§ WHAT TO DO
From the entries below, please gather each line containing the string "unit".

Source data:
▼

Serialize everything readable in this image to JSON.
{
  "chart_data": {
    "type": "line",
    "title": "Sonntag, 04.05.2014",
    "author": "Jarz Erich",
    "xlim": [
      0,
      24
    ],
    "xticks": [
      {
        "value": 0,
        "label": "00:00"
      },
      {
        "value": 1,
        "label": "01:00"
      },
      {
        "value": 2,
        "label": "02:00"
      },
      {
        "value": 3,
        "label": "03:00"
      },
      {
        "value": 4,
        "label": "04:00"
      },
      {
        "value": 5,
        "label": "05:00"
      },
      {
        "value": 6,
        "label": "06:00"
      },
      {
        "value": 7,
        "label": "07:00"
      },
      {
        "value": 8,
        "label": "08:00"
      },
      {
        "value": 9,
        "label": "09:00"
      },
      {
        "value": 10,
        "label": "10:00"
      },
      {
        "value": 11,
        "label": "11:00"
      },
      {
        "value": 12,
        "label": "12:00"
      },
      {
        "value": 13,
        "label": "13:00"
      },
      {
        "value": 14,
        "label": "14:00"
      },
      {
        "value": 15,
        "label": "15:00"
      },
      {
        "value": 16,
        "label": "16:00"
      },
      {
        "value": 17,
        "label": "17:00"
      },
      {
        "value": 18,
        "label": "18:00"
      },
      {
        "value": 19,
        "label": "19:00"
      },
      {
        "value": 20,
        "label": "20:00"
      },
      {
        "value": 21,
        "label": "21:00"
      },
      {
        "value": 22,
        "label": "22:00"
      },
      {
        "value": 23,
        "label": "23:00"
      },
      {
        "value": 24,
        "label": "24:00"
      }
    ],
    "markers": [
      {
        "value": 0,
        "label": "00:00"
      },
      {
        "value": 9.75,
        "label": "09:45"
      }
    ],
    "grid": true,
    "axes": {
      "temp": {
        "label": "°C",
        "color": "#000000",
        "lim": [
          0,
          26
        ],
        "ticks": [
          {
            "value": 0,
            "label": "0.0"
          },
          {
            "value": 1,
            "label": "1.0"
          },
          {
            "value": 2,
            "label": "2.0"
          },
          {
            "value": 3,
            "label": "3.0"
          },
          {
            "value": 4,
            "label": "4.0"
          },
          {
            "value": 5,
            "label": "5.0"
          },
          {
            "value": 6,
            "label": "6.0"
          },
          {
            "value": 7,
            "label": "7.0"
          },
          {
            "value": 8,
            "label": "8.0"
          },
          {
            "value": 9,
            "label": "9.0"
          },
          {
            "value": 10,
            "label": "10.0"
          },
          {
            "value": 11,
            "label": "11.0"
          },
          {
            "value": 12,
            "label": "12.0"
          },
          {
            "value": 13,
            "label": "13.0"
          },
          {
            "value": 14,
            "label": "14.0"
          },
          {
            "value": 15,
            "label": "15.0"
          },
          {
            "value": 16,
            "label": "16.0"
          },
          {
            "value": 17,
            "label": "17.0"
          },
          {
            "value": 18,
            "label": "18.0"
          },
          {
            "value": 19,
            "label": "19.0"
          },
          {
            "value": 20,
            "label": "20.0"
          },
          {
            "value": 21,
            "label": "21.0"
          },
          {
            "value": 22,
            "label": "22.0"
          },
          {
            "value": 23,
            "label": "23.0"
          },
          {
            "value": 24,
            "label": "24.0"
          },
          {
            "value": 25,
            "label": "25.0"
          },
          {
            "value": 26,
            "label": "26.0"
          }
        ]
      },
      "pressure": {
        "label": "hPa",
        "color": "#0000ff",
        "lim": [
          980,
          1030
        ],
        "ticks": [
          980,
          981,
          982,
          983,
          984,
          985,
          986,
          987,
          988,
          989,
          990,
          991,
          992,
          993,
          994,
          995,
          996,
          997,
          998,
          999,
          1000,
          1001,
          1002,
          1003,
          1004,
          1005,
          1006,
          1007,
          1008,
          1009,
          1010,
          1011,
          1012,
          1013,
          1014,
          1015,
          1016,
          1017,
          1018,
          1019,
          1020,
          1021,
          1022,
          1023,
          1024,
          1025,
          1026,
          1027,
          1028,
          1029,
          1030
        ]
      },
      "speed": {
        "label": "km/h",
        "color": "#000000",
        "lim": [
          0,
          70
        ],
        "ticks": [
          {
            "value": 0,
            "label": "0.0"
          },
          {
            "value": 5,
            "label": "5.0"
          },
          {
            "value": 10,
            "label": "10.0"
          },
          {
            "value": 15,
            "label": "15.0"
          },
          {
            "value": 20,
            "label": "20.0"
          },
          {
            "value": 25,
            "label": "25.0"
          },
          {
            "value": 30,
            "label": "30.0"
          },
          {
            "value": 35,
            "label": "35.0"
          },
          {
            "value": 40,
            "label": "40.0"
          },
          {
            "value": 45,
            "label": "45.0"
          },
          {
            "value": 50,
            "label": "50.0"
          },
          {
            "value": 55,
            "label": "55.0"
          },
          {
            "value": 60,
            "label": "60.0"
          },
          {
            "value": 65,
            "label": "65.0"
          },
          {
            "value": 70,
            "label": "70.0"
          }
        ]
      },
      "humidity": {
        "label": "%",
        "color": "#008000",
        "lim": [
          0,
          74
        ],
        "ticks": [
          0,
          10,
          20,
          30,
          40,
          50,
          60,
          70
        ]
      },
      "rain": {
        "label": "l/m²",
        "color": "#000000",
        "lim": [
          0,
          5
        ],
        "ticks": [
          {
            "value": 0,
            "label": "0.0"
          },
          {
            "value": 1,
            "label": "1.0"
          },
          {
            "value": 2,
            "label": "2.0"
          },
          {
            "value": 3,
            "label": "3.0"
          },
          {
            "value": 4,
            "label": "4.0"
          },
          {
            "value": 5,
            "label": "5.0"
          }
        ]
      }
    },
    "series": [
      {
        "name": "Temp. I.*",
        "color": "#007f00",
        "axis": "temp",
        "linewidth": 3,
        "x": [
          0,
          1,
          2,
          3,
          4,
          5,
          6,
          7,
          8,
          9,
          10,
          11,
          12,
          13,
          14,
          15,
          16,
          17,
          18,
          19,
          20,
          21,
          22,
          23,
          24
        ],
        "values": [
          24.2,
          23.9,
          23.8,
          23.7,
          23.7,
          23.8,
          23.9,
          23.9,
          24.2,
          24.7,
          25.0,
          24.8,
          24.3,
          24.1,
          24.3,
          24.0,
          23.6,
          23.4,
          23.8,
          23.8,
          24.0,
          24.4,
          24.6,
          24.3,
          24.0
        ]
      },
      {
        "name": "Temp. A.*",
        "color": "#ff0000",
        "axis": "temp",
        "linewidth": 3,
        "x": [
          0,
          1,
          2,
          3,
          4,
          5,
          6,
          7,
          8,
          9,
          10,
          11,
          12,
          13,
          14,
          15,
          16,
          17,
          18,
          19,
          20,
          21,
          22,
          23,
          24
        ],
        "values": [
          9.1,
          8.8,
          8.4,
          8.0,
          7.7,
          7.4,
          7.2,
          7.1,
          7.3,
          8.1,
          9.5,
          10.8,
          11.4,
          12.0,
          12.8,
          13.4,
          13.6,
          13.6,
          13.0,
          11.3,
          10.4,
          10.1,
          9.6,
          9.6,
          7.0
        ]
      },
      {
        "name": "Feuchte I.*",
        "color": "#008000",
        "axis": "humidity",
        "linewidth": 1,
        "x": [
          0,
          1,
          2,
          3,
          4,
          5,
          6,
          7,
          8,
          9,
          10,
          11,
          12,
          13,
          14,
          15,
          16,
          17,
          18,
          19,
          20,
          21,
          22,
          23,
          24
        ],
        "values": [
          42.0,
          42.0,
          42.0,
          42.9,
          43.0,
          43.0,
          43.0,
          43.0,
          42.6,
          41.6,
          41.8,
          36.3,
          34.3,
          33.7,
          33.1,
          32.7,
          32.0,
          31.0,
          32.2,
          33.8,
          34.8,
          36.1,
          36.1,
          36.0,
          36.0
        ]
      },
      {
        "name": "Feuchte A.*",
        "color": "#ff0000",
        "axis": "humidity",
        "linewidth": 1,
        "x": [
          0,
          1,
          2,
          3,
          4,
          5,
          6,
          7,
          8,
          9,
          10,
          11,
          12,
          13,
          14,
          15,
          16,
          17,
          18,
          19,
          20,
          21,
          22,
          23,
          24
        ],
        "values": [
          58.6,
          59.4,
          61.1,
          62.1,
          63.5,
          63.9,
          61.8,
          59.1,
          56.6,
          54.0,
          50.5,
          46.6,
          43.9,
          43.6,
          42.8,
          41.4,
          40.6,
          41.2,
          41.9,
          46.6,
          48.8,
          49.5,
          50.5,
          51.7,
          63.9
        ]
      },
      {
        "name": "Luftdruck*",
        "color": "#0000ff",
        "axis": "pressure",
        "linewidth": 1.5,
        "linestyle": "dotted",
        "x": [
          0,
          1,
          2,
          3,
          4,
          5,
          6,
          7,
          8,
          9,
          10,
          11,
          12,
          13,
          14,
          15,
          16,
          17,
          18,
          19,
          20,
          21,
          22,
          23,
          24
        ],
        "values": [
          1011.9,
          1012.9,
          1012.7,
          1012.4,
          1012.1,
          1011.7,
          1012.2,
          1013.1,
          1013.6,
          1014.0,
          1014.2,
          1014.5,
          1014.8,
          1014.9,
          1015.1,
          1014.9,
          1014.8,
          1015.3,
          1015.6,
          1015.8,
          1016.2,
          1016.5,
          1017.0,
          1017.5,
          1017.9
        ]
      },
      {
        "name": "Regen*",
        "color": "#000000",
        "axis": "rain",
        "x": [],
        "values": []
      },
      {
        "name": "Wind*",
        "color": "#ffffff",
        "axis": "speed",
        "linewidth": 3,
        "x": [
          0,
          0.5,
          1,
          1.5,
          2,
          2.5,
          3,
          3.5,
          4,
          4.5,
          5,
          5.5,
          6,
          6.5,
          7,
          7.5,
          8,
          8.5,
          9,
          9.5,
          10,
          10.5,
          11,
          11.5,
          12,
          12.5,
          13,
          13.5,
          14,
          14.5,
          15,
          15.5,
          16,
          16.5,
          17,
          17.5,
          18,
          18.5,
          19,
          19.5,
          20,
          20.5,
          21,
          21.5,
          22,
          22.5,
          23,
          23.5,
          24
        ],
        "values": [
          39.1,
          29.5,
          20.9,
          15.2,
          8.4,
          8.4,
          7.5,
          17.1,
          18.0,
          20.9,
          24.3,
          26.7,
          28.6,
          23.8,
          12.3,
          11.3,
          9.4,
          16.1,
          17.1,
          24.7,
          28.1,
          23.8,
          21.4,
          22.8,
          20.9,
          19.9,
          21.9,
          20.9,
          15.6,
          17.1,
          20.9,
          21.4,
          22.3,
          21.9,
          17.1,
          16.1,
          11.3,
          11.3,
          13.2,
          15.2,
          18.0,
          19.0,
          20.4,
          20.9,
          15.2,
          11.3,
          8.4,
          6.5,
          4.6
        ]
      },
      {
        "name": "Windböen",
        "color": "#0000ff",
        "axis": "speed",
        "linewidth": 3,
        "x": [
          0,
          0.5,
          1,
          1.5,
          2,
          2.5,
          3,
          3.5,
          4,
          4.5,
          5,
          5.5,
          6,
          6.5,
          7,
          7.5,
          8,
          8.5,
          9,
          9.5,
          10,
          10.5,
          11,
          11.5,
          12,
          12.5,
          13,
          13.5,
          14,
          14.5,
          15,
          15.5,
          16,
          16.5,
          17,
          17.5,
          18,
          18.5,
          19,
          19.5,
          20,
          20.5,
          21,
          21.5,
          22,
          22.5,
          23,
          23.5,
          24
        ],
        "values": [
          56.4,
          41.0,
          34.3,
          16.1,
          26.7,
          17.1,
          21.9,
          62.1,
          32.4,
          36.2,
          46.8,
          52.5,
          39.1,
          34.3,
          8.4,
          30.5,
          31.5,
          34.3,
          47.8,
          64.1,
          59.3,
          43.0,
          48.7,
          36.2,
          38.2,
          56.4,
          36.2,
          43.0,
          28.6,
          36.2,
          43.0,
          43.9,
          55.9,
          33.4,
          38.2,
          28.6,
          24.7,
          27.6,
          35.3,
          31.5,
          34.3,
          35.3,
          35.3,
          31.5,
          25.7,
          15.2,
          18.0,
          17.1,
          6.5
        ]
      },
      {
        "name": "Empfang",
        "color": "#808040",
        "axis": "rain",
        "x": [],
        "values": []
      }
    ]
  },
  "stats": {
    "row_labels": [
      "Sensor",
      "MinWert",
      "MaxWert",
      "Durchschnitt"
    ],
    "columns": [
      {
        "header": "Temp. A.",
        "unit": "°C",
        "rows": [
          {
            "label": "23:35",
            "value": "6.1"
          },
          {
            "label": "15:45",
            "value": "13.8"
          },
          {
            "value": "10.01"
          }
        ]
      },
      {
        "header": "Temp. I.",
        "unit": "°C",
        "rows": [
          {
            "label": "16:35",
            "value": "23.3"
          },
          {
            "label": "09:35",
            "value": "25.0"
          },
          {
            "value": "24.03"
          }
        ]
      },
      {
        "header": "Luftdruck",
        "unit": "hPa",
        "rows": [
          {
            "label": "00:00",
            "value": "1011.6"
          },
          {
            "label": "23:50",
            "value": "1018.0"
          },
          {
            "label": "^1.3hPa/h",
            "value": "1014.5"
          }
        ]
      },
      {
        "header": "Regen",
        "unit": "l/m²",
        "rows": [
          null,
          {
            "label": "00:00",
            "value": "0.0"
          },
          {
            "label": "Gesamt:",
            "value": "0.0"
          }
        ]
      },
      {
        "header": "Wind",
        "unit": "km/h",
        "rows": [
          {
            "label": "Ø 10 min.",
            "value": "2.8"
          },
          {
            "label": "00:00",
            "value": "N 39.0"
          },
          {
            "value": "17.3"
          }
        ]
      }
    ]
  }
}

▲

§ COMPLETE RESPONSE
        "unit": "°C",
        "unit": "°C",
        "unit": "hPa",
        "unit": "l/m²",
        "unit": "km/h",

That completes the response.